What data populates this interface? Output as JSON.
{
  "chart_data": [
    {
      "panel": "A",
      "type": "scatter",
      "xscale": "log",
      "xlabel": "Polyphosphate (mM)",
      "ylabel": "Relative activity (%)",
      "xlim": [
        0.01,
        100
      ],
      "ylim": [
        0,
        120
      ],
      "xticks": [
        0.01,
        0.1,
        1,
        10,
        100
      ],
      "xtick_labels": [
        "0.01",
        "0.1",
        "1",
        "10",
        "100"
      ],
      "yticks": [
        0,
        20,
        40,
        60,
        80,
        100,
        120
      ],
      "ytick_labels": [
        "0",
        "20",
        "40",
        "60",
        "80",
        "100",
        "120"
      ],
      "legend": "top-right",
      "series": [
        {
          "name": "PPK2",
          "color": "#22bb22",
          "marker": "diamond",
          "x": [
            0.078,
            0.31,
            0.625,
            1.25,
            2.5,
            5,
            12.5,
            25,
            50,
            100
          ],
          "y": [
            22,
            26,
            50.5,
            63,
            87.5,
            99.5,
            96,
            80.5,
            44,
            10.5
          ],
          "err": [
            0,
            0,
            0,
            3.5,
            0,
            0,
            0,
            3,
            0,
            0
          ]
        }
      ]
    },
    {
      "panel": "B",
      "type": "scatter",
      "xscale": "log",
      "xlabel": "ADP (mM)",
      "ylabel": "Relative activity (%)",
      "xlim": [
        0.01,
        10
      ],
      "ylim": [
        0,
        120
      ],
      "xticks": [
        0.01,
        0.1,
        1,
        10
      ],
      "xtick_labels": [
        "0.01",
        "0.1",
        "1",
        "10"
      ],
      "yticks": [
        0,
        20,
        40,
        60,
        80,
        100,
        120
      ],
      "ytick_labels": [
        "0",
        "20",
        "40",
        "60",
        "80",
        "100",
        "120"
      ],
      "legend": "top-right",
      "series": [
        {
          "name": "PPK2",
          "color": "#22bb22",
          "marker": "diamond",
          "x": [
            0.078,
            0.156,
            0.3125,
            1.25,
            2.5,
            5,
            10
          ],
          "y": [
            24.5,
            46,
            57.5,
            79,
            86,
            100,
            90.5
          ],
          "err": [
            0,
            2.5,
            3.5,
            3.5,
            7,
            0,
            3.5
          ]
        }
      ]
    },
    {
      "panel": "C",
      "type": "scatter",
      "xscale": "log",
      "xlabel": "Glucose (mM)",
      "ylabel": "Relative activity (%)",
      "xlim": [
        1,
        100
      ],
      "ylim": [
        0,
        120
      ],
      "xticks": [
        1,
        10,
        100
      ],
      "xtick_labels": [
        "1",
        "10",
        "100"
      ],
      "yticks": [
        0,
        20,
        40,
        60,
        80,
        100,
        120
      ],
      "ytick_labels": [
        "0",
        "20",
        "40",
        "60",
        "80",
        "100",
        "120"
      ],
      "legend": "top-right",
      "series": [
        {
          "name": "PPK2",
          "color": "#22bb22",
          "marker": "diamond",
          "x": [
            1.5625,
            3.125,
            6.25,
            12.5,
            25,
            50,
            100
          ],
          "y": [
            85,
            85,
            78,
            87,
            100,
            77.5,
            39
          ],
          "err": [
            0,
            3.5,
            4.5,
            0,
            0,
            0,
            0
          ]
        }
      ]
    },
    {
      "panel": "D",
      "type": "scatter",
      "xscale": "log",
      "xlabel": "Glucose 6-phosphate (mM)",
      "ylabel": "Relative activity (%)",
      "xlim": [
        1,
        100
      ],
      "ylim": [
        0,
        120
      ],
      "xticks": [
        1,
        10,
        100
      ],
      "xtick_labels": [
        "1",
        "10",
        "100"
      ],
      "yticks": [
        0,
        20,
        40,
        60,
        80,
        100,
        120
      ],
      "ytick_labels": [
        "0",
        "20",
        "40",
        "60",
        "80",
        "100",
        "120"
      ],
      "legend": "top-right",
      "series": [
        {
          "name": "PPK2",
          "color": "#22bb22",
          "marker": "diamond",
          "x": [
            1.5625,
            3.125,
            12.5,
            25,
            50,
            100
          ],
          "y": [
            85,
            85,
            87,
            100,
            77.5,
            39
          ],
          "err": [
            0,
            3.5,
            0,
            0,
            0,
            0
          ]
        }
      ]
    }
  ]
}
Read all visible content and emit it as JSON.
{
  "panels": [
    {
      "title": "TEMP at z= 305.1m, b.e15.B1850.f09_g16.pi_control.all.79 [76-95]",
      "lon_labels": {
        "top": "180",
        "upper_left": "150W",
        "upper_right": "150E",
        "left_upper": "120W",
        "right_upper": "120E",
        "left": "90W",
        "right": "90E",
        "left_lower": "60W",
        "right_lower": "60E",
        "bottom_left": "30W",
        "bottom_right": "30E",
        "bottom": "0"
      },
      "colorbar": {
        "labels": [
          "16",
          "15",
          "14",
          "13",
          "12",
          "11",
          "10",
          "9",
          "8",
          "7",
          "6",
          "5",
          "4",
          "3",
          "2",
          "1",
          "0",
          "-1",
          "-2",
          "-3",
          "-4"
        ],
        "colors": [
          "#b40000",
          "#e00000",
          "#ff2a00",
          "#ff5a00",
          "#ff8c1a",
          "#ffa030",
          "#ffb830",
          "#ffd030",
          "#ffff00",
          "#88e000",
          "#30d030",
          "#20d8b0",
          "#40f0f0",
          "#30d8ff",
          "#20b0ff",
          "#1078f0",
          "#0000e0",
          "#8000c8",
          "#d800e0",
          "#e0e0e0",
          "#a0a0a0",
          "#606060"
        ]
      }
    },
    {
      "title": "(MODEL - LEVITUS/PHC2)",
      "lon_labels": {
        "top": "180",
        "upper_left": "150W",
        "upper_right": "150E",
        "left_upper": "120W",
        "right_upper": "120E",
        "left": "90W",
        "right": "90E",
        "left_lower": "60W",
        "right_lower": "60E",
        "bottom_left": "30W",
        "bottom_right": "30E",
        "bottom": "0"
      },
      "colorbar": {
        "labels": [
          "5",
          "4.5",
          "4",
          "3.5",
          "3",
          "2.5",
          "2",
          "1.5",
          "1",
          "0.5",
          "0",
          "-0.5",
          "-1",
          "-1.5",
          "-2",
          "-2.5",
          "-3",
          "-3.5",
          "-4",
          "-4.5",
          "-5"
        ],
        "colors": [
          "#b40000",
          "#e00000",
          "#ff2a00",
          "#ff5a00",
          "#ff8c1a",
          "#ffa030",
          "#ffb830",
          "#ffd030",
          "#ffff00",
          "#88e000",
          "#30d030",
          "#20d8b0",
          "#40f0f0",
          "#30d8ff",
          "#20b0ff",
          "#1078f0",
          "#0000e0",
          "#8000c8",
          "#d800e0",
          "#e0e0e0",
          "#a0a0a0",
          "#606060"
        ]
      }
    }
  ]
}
============
**WHAT IS BEING ASKED:** Out of the material above, select every line that holds the string "Glucose".

**WRITTEN REPLY:**
      "xlabel": "Glucose (mM)",
      "xlabel": "Glucose 6-phosphate (mM)",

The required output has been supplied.